>> start

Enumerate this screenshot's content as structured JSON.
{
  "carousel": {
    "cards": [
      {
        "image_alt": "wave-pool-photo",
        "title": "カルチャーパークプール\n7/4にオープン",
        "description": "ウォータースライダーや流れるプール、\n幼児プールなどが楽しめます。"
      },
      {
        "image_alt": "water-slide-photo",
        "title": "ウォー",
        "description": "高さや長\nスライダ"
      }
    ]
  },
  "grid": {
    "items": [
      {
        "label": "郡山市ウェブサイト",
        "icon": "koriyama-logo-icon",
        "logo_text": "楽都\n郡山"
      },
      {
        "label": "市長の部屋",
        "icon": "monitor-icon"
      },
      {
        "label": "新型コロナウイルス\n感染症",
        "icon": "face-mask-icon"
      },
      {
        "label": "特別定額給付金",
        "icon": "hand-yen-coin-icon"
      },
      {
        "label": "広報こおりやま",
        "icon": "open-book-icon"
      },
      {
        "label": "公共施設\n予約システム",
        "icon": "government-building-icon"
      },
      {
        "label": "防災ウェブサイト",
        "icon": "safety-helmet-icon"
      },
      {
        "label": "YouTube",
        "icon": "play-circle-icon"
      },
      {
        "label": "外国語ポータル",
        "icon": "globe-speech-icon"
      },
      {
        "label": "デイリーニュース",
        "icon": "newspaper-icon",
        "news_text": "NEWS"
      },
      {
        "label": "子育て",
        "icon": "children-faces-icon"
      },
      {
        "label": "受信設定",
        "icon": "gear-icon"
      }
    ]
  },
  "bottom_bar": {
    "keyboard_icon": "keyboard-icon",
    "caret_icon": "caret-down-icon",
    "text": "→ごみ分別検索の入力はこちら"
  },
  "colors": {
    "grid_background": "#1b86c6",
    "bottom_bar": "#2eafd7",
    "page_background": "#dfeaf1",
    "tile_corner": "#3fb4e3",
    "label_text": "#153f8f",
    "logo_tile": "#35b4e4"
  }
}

>> end

What is being asked
Using the material above, copy every line in which the string "description" occurs.

Final answer
        "description": "ウォータースライダーや流れるプール、\n幼児プールなどが楽しめます。"
        "description": "高さや長\nスライダ"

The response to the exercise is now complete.